WHAT YOU ARE ASKED TO DO: The data below needs to be returned exactly, line for line.
───── THE RECORDS ─────
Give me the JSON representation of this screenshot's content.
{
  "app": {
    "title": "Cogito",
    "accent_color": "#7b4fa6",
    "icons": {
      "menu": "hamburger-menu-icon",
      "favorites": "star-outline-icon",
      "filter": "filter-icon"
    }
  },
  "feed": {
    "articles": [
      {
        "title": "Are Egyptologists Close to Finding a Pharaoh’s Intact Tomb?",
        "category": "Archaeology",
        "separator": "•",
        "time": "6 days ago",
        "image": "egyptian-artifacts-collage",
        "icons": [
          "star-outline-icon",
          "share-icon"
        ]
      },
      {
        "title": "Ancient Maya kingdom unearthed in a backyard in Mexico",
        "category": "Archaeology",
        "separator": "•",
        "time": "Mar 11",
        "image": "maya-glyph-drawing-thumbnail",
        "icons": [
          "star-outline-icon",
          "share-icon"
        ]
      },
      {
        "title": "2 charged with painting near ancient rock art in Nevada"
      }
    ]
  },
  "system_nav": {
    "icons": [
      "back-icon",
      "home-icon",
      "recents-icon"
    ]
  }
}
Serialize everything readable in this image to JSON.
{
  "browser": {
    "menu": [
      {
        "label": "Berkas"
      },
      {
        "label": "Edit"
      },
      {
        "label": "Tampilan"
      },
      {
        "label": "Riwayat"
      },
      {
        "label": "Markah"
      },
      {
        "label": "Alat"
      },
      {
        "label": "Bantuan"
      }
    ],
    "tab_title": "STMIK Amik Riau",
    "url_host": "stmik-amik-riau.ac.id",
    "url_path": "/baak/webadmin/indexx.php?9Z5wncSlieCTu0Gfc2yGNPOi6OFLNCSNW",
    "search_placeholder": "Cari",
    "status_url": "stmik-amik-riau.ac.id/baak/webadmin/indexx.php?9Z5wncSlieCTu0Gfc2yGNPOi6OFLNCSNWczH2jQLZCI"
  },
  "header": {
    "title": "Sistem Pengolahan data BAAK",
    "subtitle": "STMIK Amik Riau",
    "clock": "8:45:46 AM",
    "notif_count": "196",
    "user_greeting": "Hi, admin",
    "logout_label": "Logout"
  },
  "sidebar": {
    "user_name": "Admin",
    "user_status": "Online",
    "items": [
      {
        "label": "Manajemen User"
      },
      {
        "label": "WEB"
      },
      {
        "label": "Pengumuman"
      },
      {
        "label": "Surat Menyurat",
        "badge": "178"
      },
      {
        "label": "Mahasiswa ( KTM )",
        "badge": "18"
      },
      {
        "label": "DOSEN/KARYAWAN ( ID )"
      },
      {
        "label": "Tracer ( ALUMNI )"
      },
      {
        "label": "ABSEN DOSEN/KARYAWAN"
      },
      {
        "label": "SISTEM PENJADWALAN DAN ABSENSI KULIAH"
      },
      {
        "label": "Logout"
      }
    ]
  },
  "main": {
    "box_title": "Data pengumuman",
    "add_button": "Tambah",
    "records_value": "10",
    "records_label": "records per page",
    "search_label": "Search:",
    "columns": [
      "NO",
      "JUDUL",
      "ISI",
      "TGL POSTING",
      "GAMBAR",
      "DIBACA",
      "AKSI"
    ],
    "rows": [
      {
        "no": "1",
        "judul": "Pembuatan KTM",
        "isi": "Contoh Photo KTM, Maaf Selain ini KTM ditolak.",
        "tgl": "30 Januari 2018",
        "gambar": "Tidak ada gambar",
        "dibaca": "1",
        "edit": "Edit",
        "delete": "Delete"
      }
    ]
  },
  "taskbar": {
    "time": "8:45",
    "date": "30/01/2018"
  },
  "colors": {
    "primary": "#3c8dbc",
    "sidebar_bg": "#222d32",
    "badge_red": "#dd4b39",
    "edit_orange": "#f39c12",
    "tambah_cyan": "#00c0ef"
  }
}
─────
OUTPUT OF THE EXERCISE:
Give me the JSON representation of this screenshot's content.
{
  "app": {
    "title": "Cogito",
    "accent_color": "#7b4fa6",
    "icons": {
      "menu": "hamburger-menu-icon",
      "favorites": "star-outline-icon",
      "filter": "filter-icon"
    }
  },
  "feed": {
    "articles": [
      {
        "title": "Are Egyptologists Close to Finding a Pharaoh’s Intact Tomb?",
        "category": "Archaeology",
        "separator": "•",
        "time": "6 days ago",
        "image": "egyptian-artifacts-collage",
        "icons": [
          "star-outline-icon",
          "share-icon"
        ]
      },
      {
        "title": "Ancient Maya kingdom unearthed in a backyard in Mexico",
        "category": "Archaeology",
        "separator": "•",
        "time": "Mar 11",
        "image": "maya-glyph-drawing-thumbnail",
        "icons": [
          "star-outline-icon",
          "share-icon"
        ]
      },
      {
        "title": "2 charged with painting near ancient rock art in Nevada"
      }
    ]
  },
  "system_nav": {
    "icons": [
      "back-icon",
      "home-icon",
      "recents-icon"
    ]
  }
}
Serialize everything readable in this image to JSON.
{
  "browser": {
    "menu": [
      {
        "label": "Berkas"
      },
      {
        "label": "Edit"
      },
      {
        "label": "Tampilan"
      },
      {
        "label": "Riwayat"
      },
      {
        "label": "Markah"
      },
      {
        "label": "Alat"
      },
      {
        "label": "Bantuan"
      }
    ],
    "tab_title": "STMIK Amik Riau",
    "url_host": "stmik-amik-riau.ac.id",
    "url_path": "/baak/webadmin/indexx.php?9Z5wncSlieCTu0Gfc2yGNPOi6OFLNCSNW",
    "search_placeholder": "Cari",
    "status_url": "stmik-amik-riau.ac.id/baak/webadmin/indexx.php?9Z5wncSlieCTu0Gfc2yGNPOi6OFLNCSNWczH2jQLZCI"
  },
  "header": {
    "title": "Sistem Pengolahan data BAAK",
    "subtitle": "STMIK Amik Riau",
    "clock": "8:45:46 AM",
    "notif_count": "196",
    "user_greeting": "Hi, admin",
    "logout_label": "Logout"
  },
  "sidebar": {
    "user_name": "Admin",
    "user_status": "Online",
    "items": [
      {
        "label": "Manajemen User"
      },
      {
        "label": "WEB"
      },
      {
        "label": "Pengumuman"
      },
      {
        "label": "Surat Menyurat",
        "badge": "178"
      },
      {
        "label": "Mahasiswa ( KTM )",
        "badge": "18"
      },
      {
        "label": "DOSEN/KARYAWAN ( ID )"
      },
      {
        "label": "Tracer ( ALUMNI )"
      },
      {
        "label": "ABSEN DOSEN/KARYAWAN"
      },
      {
        "label": "SISTEM PENJADWALAN DAN ABSENSI KULIAH"
      },
      {
        "label": "Logout"
      }
    ]
  },
  "main": {
    "box_title": "Data pengumuman",
    "add_button": "Tambah",
    "records_value": "10",
    "records_label": "records per page",
    "search_label": "Search:",
    "columns": [
      "NO",
      "JUDUL",
      "ISI",
      "TGL POSTING",
      "GAMBAR",
      "DIBACA",
      "AKSI"
    ],
    "rows": [
      {
        "no": "1",
        "judul": "Pembuatan KTM",
        "isi": "Contoh Photo KTM, Maaf Selain ini KTM ditolak.",
        "tgl": "30 Januari 2018",
        "gambar": "Tidak ada gambar",
        "dibaca": "1",
        "edit": "Edit",
        "delete": "Delete"
      }
    ]
  },
  "taskbar": {
    "time": "8:45",
    "date": "30/01/2018"
  },
  "colors": {
    "primary": "#3c8dbc",
    "sidebar_bg": "#222d32",
    "badge_red": "#dd4b39",
    "edit_orange": "#f39c12",
    "tambah_cyan": "#00c0ef"
  }
}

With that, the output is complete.